TASK DETAILS: Under this task are some entries; return every one of them exactly.

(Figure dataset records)
_ _ _ _ _
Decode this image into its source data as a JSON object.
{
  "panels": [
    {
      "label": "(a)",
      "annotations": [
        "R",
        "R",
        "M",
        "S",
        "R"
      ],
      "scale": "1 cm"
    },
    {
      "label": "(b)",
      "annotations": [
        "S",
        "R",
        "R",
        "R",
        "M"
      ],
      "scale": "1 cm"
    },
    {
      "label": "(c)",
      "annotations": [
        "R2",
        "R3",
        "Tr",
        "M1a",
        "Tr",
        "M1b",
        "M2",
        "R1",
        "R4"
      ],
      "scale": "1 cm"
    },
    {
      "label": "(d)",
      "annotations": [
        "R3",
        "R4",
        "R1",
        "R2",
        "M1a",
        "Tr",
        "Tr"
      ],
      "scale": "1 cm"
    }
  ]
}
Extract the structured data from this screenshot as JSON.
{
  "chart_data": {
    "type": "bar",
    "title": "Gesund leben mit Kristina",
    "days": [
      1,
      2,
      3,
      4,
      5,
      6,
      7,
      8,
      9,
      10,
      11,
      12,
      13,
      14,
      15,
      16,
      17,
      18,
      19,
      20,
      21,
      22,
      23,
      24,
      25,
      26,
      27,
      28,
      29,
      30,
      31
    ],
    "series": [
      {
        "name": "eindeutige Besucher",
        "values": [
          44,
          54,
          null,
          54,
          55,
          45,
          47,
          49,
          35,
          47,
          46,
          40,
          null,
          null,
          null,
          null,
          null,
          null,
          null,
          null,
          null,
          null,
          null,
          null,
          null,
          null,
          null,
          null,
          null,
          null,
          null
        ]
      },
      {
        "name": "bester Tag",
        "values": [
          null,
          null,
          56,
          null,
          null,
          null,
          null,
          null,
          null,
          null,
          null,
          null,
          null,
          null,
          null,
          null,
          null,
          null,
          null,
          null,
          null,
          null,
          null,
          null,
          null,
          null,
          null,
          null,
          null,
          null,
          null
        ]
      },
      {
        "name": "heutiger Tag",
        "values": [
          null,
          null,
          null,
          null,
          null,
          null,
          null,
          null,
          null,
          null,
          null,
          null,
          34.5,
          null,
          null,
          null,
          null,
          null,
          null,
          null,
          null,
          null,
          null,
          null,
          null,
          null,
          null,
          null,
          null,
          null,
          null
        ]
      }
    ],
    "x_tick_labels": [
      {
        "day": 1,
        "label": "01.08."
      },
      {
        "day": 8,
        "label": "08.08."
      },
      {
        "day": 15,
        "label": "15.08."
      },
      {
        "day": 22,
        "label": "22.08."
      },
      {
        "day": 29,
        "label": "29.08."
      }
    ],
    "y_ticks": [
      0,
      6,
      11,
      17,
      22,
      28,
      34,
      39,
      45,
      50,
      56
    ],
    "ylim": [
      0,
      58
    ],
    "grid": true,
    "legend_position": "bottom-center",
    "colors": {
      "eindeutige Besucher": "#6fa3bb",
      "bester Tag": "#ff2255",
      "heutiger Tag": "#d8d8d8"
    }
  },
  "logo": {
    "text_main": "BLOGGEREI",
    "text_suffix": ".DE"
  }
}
_ _ _ _ _
FINAL ANSWER:
Decode this image into its source data as a JSON object.
{
  "panels": [
    {
      "label": "(a)",
      "annotations": [
        "R",
        "R",
        "M",
        "S",
        "R"
      ],
      "scale": "1 cm"
    },
    {
      "label": "(b)",
      "annotations": [
        "S",
        "R",
        "R",
        "R",
        "M"
      ],
      "scale": "1 cm"
    },
    {
      "label": "(c)",
      "annotations": [
        "R2",
        "R3",
        "Tr",
        "M1a",
        "Tr",
        "M1b",
        "M2",
        "R1",
        "R4"
      ],
      "scale": "1 cm"
    },
    {
      "label": "(d)",
      "annotations": [
        "R3",
        "R4",
        "R1",
        "R2",
        "M1a",
        "Tr",
        "Tr"
      ],
      "scale": "1 cm"
    }
  ]
}
Extract the structured data from this screenshot as JSON.
{
  "chart_data": {
    "type": "bar",
    "title": "Gesund leben mit Kristina",
    "days": [
      1,
      2,
      3,
      4,
      5,
      6,
      7,
      8,
      9,
      10,
      11,
      12,
      13,
      14,
      15,
      16,
      17,
      18,
      19,
      20,
      21,
      22,
      23,
      24,
      25,
      26,
      27,
      28,
      29,
      30,
      31
    ],
    "series": [
      {
        "name": "eindeutige Besucher",
        "values": [
          44,
          54,
          null,
          54,
          55,
          45,
          47,
          49,
          35,
          47,
          46,
          40,
          null,
          null,
          null,
          null,
          null,
          null,
          null,
          null,
          null,
          null,
          null,
          null,
          null,
          null,
          null,
          null,
          null,
          null,
          null
        ]
      },
      {
        "name": "bester Tag",
        "values": [
          null,
          null,
          56,
          null,
          null,
          null,
          null,
          null,
          null,
          null,
          null,
          null,
          null,
          null,
          null,
          null,
          null,
          null,
          null,
          null,
          null,
          null,
          null,
          null,
          null,
          null,
          null,
          null,
          null,
          null,
          null
        ]
      },
      {
        "name": "heutiger Tag",
        "values": [
          null,
          null,
          null,
          null,
          null,
          null,
          null,
          null,
          null,
          null,
          null,
          null,
          34.5,
          null,
          null,
          null,
          null,
          null,
          null,
          null,
          null,
          null,
          null,
          null,
          null,
          null,
          null,
          null,
          null,
          null,
          null
        ]
      }
    ],
    "x_tick_labels": [
      {
        "day": 1,
        "label": "01.08."
      },
      {
        "day": 8,
        "label": "08.08."
      },
      {
        "day": 15,
        "label": "15.08."
      },
      {
        "day": 22,
        "label": "22.08."
      },
      {
        "day": 29,
        "label": "29.08."
      }
    ],
    "y_ticks": [
      0,
      6,
      11,
      17,
      22,
      28,
      34,
      39,
      45,
      50,
      56
    ],
    "ylim": [
      0,
      58
    ],
    "grid": true,
    "legend_position": "bottom-center",
    "colors": {
      "eindeutige Besucher": "#6fa3bb",
      "bester Tag": "#ff2255",
      "heutiger Tag": "#d8d8d8"
    }
  },
  "logo": {
    "text_main": "BLOGGEREI",
    "text_suffix": ".DE"
  }
}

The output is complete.